Collected data
────────────────────────────────────────
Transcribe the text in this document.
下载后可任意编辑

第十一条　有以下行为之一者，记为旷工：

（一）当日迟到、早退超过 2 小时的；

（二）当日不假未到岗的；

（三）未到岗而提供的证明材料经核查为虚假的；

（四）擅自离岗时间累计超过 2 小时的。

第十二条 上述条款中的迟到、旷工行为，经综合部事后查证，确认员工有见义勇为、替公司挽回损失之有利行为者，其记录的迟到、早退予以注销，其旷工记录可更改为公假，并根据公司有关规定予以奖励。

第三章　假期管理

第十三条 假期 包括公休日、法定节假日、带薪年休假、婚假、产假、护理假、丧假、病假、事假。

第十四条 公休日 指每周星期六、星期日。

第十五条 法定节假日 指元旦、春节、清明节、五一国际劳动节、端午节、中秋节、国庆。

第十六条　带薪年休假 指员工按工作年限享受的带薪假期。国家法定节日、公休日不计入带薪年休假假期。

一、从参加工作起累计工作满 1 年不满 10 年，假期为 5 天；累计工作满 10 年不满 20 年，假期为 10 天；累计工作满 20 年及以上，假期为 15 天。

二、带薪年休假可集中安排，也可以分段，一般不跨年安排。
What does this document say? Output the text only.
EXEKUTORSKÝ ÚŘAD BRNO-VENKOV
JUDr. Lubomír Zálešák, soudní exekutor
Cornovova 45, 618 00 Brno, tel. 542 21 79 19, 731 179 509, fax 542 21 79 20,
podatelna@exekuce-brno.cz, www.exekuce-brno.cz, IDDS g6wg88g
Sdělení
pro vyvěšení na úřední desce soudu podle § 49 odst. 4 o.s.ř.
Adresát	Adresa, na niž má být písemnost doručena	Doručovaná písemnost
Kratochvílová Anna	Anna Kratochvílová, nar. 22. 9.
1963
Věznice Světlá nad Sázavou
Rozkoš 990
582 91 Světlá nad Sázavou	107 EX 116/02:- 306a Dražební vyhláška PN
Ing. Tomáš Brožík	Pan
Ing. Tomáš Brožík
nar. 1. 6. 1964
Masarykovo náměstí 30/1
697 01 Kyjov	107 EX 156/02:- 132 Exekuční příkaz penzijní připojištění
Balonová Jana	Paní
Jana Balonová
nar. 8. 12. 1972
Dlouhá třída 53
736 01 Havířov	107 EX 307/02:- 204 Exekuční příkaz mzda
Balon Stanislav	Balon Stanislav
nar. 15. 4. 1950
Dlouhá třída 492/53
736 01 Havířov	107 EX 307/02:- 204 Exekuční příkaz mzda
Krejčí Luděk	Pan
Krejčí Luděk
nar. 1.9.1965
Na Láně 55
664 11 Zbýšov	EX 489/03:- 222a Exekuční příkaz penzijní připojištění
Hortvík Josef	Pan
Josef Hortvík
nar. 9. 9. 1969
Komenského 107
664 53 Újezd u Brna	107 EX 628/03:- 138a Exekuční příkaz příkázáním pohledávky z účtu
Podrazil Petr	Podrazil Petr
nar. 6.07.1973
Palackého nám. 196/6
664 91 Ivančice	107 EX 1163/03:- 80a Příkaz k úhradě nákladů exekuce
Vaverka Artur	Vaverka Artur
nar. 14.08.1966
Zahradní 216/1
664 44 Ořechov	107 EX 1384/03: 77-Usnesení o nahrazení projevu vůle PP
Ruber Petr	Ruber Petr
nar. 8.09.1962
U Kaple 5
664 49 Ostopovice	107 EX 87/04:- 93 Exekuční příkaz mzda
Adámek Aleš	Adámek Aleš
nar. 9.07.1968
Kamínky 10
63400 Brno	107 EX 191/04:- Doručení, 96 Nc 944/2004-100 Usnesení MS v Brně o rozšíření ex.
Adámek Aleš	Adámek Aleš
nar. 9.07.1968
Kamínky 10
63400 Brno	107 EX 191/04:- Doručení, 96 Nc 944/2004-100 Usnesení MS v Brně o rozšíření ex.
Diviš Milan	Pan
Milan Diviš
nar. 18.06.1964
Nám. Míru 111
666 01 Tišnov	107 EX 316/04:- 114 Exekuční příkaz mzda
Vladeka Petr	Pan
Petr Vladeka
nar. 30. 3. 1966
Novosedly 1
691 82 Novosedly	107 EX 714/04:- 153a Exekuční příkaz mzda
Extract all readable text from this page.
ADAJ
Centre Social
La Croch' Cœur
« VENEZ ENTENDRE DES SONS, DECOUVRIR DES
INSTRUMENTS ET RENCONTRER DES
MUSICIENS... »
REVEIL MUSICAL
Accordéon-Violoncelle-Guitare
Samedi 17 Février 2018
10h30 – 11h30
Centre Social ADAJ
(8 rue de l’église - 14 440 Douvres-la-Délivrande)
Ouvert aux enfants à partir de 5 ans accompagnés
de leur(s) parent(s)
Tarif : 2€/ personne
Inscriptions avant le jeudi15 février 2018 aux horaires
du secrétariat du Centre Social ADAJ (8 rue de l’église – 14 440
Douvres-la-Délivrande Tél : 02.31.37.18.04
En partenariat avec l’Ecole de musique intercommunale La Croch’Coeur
────────────────────────────────────────
> Instruction
Quote exactly what appears from the line containing "Extract all readable text from this page." through the final line of the listing above, including both of those lines.

> The solution
Extract all readable text from this page.
ADAJ
Centre Social
La Croch' Cœur
« VENEZ ENTENDRE DES SONS, DECOUVRIR DES
INSTRUMENTS ET RENCONTRER DES
MUSICIENS... »
REVEIL MUSICAL
Accordéon-Violoncelle-Guitare
Samedi 17 Février 2018
10h30 – 11h30
Centre Social ADAJ
(8 rue de l’église - 14 440 Douvres-la-Délivrande)
Ouvert aux enfants à partir de 5 ans accompagnés
de leur(s) parent(s)
Tarif : 2€/ personne
Inscriptions avant le jeudi15 février 2018 aux horaires
du secrétariat du Centre Social ADAJ (8 rue de l’église – 14 440
Douvres-la-Délivrande Tél : 02.31.37.18.04
En partenariat avec l’Ecole de musique intercommunale La Croch’Coeur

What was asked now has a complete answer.